Given problem
Reproduce the listing below verbatim, line for line, omitting the pictures from your answer.

Extracted listing
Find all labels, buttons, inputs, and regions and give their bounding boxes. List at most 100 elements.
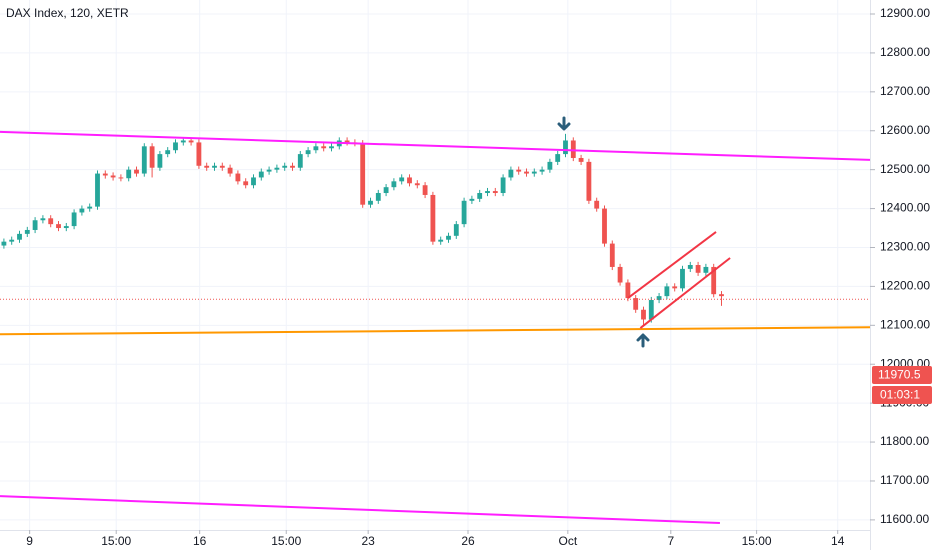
candle-body (258, 171, 264, 178)
x-tick-label: 26 (461, 534, 475, 548)
candle-body (102, 173, 108, 176)
axes: 11600.0011700.0011800.0011900.0012000.00… (26, 6, 930, 548)
candle-body (313, 146, 319, 151)
candle-body (656, 296, 662, 301)
trend-line (0, 495, 720, 524)
candle-body (648, 300, 654, 320)
candle-body (391, 181, 397, 188)
candle-body (453, 224, 459, 236)
x-tick-label: 15:00 (271, 534, 301, 548)
y-tick-label: 12400.00 (880, 201, 930, 215)
candle-body (383, 187, 389, 194)
candle-body (485, 191, 490, 194)
candle-body (414, 183, 420, 186)
candle-body (157, 154, 163, 168)
candle-body (79, 208, 85, 213)
candle-body (266, 169, 272, 172)
candle-body (547, 161, 553, 170)
candle-body (555, 154, 561, 162)
candle-body (24, 229, 30, 234)
candle-body (212, 165, 217, 168)
candle-body (196, 142, 202, 166)
candle-body (422, 185, 428, 195)
x-tick-label: 23 (361, 534, 375, 548)
candle-body (141, 146, 147, 174)
x-tick-label: 7 (667, 534, 674, 548)
candle-body (407, 177, 412, 184)
candle-body (126, 169, 132, 179)
candle-body (32, 220, 38, 230)
candle-body (243, 181, 249, 186)
candle-body (17, 233, 22, 240)
candle-body (625, 282, 631, 299)
candle-body (48, 218, 54, 225)
candle-body (87, 206, 93, 209)
candle-body (149, 146, 155, 168)
candle-body (446, 235, 451, 240)
candle-body (672, 286, 678, 289)
countdown-badge (872, 386, 932, 404)
candle-body (251, 177, 256, 186)
candle-body (711, 266, 717, 295)
candle-body (235, 173, 241, 182)
candle-body (219, 165, 225, 168)
candle-body (344, 140, 350, 143)
last-price-label: 11970.5 (878, 368, 921, 382)
x-tick-label: 16 (193, 534, 207, 548)
y-tick-label: 12900.00 (880, 6, 930, 20)
candle-body (664, 286, 670, 297)
candle-body (617, 266, 623, 283)
candle-body (1, 241, 7, 246)
candle-body (500, 177, 506, 194)
candle-body (570, 140, 576, 158)
y-tick-label: 11600.00 (880, 512, 929, 526)
candle-body (539, 169, 545, 172)
candle-body (134, 169, 139, 174)
y-tick-label: 12600.00 (880, 123, 930, 137)
candle-body (63, 226, 69, 229)
candle-body (173, 142, 178, 151)
candle-body (71, 212, 77, 227)
candle-body (469, 198, 475, 201)
candle-body (680, 268, 685, 289)
candle-body (586, 161, 592, 201)
candle-body (95, 173, 100, 207)
candle-body (282, 165, 288, 168)
x-tick-label: 9 (26, 534, 33, 548)
candle-body (290, 165, 295, 168)
candle-body (516, 169, 522, 172)
candle-body (329, 146, 334, 149)
candle-body (477, 193, 483, 199)
candle-body (110, 175, 116, 178)
candle-body (321, 146, 327, 149)
y-tick-label: 12800.00 (880, 45, 930, 59)
candle-body (524, 171, 529, 174)
candle-body (563, 140, 568, 155)
y-tick-label: 12700.00 (880, 84, 930, 98)
candle-body (368, 200, 373, 205)
trend-line (639, 257, 731, 329)
x-tick-label: 14 (831, 534, 845, 548)
countdown-label: 01:03:1 (880, 388, 920, 402)
candle-body (695, 265, 701, 273)
y-tick-label: 12500.00 (880, 162, 930, 176)
candle-body (719, 294, 724, 297)
last-price-badge (872, 366, 932, 384)
candle-body (40, 218, 46, 221)
up-arrow (636, 333, 650, 348)
y-tick-label: 12100.00 (880, 317, 930, 331)
candle-body (165, 150, 171, 155)
candle-body (399, 177, 405, 182)
candle-body (375, 193, 381, 201)
candle-body (602, 208, 607, 244)
candle-body (641, 309, 646, 320)
candle-body (9, 239, 15, 242)
candle-body (609, 243, 615, 267)
y-tick-label: 12200.00 (880, 279, 930, 293)
candle-body (461, 200, 467, 225)
candle-body (531, 171, 537, 174)
candle-body (204, 165, 210, 168)
x-tick-label: 15:00 (101, 534, 131, 548)
y-tick-label: 12300.00 (880, 240, 930, 254)
candle-body (578, 157, 584, 162)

Result of this task
Find all labels, buttons, inputs, and regions and give their bounding boxes. List at most 100 elements.
candle-body (258, 171, 264, 178)
x-tick-label: 26 (461, 534, 475, 548)
candle-body (102, 173, 108, 176)
axes: 11600.0011700.0011800.0011900.0012000.00… (26, 6, 930, 548)
candle-body (313, 146, 319, 151)
candle-body (656, 296, 662, 301)
trend-line (0, 495, 720, 524)
candle-body (648, 300, 654, 320)
candle-body (391, 181, 397, 188)
candle-body (453, 224, 459, 236)
x-tick-label: 15:00 (271, 534, 301, 548)
y-tick-label: 12400.00 (880, 201, 930, 215)
candle-body (383, 187, 389, 194)
candle-body (485, 191, 490, 194)
candle-body (414, 183, 420, 186)
candle-body (157, 154, 163, 168)
candle-body (79, 208, 85, 213)
candle-body (266, 169, 272, 172)
candle-body (547, 161, 553, 170)
candle-body (555, 154, 561, 162)
candle-body (24, 229, 30, 234)
candle-body (212, 165, 217, 168)
candle-body (196, 142, 202, 166)
candle-body (422, 185, 428, 195)
x-tick-label: 23 (361, 534, 375, 548)
candle-body (141, 146, 147, 174)
x-tick-label: 7 (667, 534, 674, 548)
candle-body (407, 177, 412, 184)
candle-body (126, 169, 132, 179)
candle-body (32, 220, 38, 230)
candle-body (243, 181, 249, 186)
candle-body (17, 233, 22, 240)
candle-body (625, 282, 631, 299)
candle-body (48, 218, 54, 225)
candle-body (87, 206, 93, 209)
candle-body (149, 146, 155, 168)
candle-body (446, 235, 451, 240)
candle-body (672, 286, 678, 289)
countdown-badge (872, 386, 932, 404)
candle-body (251, 177, 256, 186)
candle-body (711, 266, 717, 295)
candle-body (235, 173, 241, 182)
candle-body (219, 165, 225, 168)
candle-body (344, 140, 350, 143)
last-price-label: 11970.5 (878, 368, 921, 382)
x-tick-label: 16 (193, 534, 207, 548)
y-tick-label: 12900.00 (880, 6, 930, 20)
candle-body (664, 286, 670, 297)
candle-body (617, 266, 623, 283)
candle-body (1, 241, 7, 246)
candle-body (500, 177, 506, 194)
candle-body (570, 140, 576, 158)
y-tick-label: 11600.00 (880, 512, 929, 526)
candle-body (539, 169, 545, 172)
candle-body (134, 169, 139, 174)
y-tick-label: 12600.00 (880, 123, 930, 137)
candle-body (63, 226, 69, 229)
candle-body (173, 142, 178, 151)
candle-body (71, 212, 77, 227)
candle-body (469, 198, 475, 201)
candle-body (680, 268, 685, 289)
candle-body (586, 161, 592, 201)
candle-body (95, 173, 100, 207)
candle-body (282, 165, 288, 168)
x-tick-label: 9 (26, 534, 33, 548)
candle-body (290, 165, 295, 168)
candle-body (516, 169, 522, 172)
candle-body (329, 146, 334, 149)
candle-body (477, 193, 483, 199)
candle-body (110, 175, 116, 178)
candle-body (321, 146, 327, 149)
y-tick-label: 12800.00 (880, 45, 930, 59)
candle-body (524, 171, 529, 174)
candle-body (563, 140, 568, 155)
y-tick-label: 12700.00 (880, 84, 930, 98)
candle-body (368, 200, 373, 205)
trend-line (639, 257, 731, 329)
x-tick-label: 14 (831, 534, 845, 548)
countdown-label: 01:03:1 (880, 388, 920, 402)
candle-body (695, 265, 701, 273)
y-tick-label: 12500.00 (880, 162, 930, 176)
candle-body (719, 294, 724, 297)
last-price-badge (872, 366, 932, 384)
candle-body (40, 218, 46, 221)
up-arrow (636, 333, 650, 348)
y-tick-label: 12100.00 (880, 317, 930, 331)
candle-body (165, 150, 171, 155)
candle-body (399, 177, 405, 182)
candle-body (375, 193, 381, 201)
candle-body (602, 208, 607, 244)
candle-body (641, 309, 646, 320)
candle-body (9, 239, 15, 242)
candle-body (609, 243, 615, 267)
y-tick-label: 12200.00 (880, 279, 930, 293)
candle-body (461, 200, 467, 225)
candle-body (531, 171, 537, 174)
candle-body (204, 165, 210, 168)
x-tick-label: 15:00 (101, 534, 131, 548)
y-tick-label: 12300.00 (880, 240, 930, 254)
candle-body (578, 157, 584, 162)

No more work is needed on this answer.